[start]

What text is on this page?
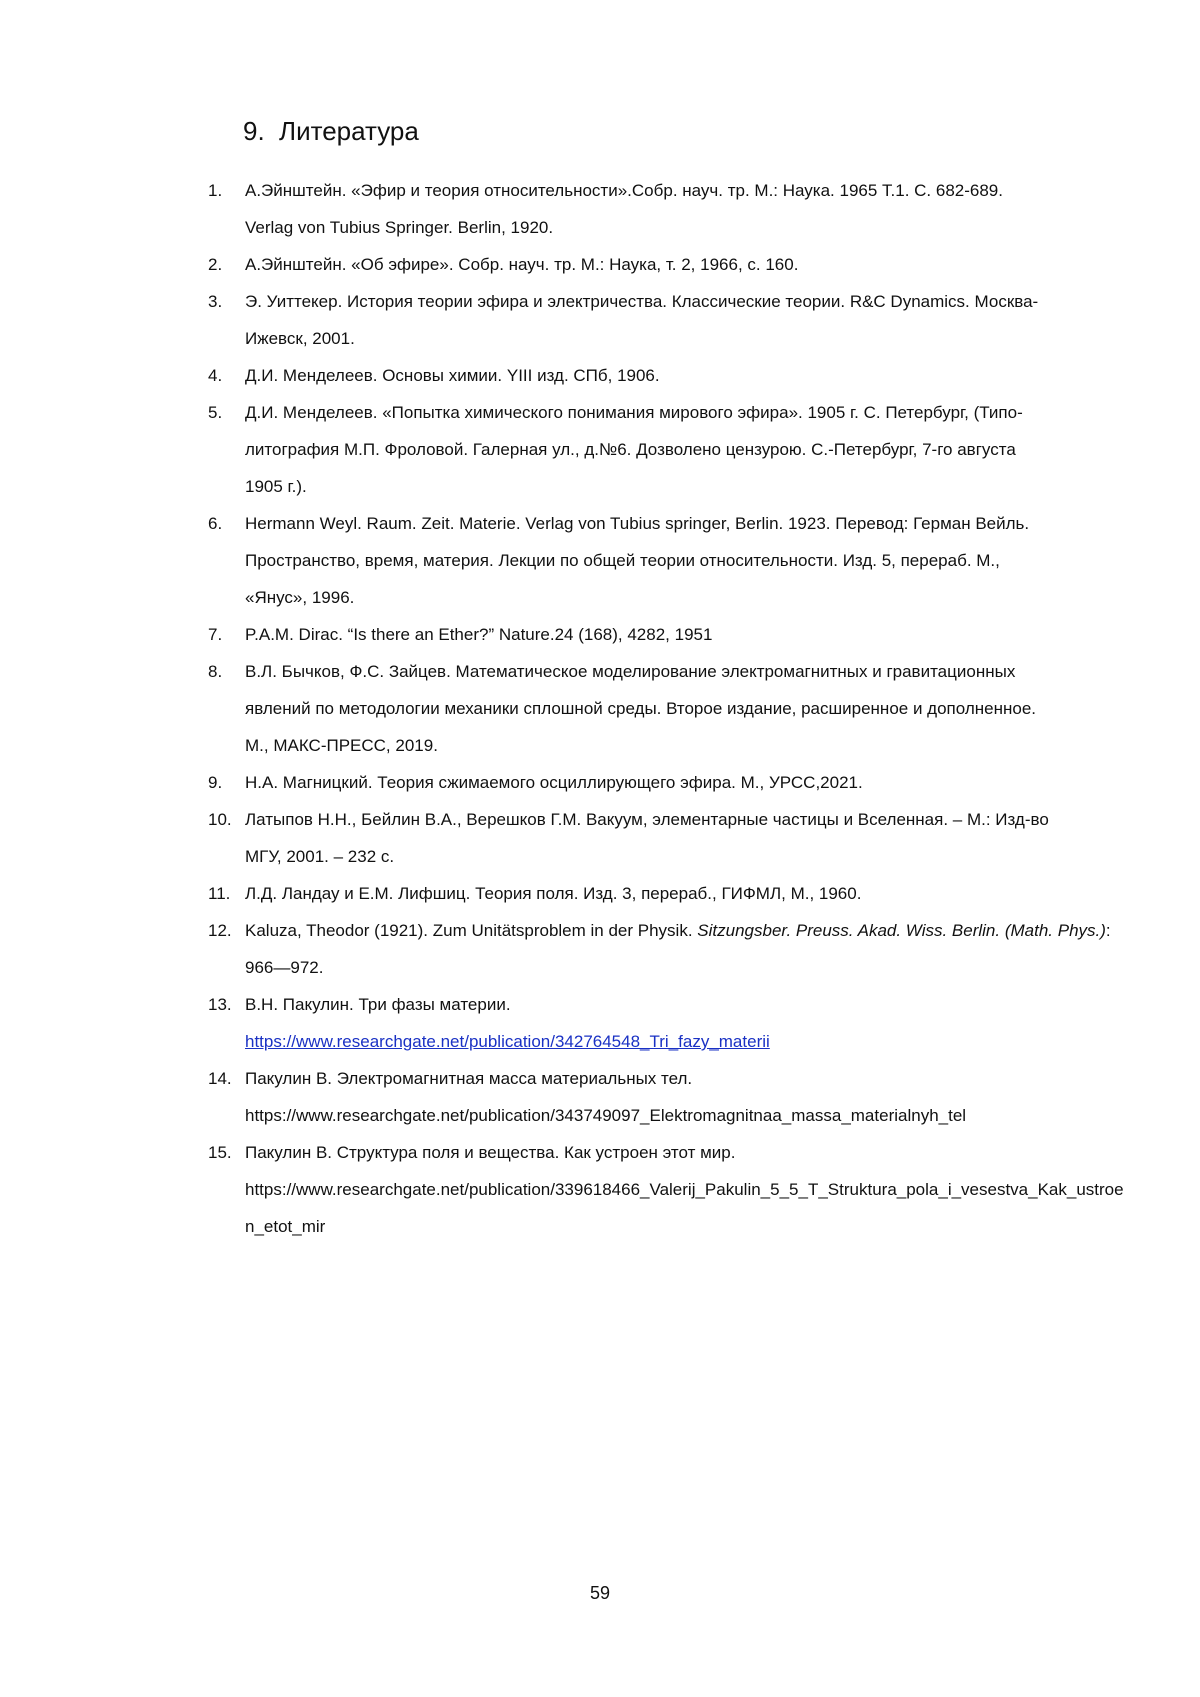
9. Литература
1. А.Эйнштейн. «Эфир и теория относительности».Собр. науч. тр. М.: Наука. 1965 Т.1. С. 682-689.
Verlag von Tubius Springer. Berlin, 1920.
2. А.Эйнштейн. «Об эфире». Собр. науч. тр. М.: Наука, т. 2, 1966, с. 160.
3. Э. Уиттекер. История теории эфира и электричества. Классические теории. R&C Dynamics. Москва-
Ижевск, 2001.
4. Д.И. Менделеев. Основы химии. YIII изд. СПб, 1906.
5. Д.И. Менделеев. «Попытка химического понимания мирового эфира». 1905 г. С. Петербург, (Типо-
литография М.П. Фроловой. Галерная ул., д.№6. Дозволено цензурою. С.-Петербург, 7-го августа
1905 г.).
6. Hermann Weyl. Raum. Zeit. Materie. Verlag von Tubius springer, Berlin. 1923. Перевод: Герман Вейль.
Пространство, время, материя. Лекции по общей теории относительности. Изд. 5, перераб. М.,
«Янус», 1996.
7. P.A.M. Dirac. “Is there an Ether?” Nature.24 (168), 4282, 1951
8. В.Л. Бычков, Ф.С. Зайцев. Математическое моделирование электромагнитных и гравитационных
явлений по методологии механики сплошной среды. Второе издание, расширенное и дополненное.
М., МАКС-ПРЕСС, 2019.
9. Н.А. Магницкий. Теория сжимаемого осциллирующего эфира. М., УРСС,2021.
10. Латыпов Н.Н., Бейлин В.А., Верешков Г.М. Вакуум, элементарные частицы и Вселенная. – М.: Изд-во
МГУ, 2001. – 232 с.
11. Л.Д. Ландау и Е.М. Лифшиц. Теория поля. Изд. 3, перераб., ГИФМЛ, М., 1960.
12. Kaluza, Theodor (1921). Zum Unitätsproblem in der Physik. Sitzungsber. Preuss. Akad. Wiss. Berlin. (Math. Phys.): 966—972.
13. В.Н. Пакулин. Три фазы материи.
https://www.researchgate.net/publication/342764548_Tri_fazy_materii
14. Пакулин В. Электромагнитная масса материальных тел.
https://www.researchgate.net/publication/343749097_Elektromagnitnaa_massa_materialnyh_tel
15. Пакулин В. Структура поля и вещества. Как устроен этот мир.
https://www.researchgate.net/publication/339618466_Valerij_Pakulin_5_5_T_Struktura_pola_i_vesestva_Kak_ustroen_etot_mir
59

[end]
[start]

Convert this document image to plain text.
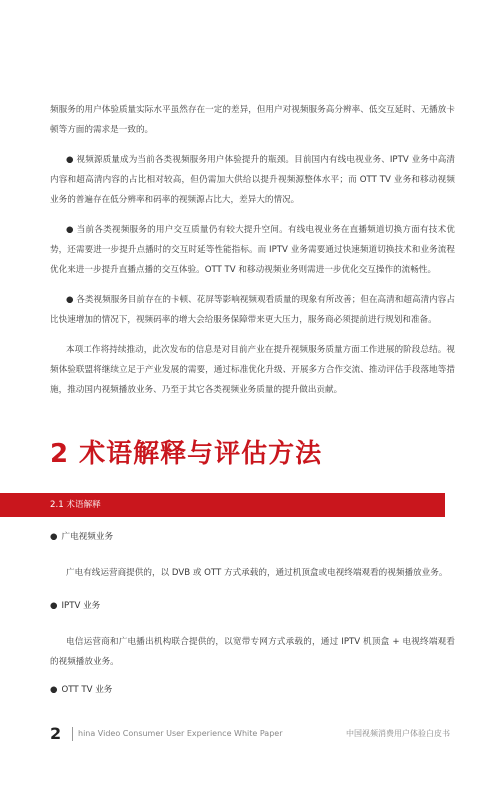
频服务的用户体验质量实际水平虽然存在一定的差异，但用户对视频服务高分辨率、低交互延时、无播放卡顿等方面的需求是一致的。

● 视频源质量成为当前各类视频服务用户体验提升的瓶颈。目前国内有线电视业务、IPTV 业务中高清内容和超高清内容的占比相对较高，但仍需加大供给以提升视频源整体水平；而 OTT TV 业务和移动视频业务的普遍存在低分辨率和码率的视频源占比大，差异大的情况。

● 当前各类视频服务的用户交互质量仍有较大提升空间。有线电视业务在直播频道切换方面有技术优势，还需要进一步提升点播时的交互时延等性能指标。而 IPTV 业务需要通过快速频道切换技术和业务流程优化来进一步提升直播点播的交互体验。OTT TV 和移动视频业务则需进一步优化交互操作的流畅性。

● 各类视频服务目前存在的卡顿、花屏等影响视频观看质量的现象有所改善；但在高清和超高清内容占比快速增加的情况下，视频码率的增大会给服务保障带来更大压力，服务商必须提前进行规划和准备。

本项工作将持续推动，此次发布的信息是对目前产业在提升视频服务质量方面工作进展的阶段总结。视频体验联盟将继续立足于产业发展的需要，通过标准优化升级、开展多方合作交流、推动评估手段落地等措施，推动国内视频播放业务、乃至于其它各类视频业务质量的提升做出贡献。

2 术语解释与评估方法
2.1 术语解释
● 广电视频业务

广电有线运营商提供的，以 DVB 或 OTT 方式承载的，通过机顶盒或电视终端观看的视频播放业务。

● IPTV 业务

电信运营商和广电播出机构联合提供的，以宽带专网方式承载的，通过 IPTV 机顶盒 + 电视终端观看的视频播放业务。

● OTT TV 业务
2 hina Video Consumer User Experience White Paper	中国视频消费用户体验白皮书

[end]
[start]

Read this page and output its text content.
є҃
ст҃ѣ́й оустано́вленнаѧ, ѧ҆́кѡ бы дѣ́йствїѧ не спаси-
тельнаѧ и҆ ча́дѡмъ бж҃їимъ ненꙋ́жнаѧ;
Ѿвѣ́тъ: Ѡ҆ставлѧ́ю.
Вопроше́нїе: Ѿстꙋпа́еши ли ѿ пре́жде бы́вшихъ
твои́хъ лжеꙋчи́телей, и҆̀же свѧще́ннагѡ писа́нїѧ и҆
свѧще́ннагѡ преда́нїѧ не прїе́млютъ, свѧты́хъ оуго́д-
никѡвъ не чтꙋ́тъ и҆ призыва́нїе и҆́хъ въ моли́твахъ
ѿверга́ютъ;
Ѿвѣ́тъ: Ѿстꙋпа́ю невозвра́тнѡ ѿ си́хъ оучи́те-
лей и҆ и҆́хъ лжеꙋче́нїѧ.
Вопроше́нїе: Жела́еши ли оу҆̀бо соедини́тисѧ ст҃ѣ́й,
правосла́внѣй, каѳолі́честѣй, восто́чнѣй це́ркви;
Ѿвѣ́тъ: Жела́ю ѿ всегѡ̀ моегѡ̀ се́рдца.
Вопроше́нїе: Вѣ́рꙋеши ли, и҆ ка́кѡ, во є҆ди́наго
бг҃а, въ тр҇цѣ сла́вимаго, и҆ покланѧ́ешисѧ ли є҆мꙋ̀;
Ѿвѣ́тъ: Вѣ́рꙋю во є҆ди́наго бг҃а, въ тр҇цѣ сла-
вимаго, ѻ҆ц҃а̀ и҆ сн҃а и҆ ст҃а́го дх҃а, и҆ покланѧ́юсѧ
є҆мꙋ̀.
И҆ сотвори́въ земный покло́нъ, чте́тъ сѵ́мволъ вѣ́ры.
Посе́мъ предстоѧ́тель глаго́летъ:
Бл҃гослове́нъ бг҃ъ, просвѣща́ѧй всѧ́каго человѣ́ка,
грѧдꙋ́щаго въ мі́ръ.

[end]

**Stated goal:** From the listing above, pick out each line where the word "относительности" appears.

**Exercise solution:**
1. А.Эйнштейн. «Эфир и теория относительности».Собр. науч. тр. М.: Наука. 1965 Т.1. С. 682-689.
Пространство, время, материя. Лекции по общей теории относительности. Изд. 5, перераб. М.,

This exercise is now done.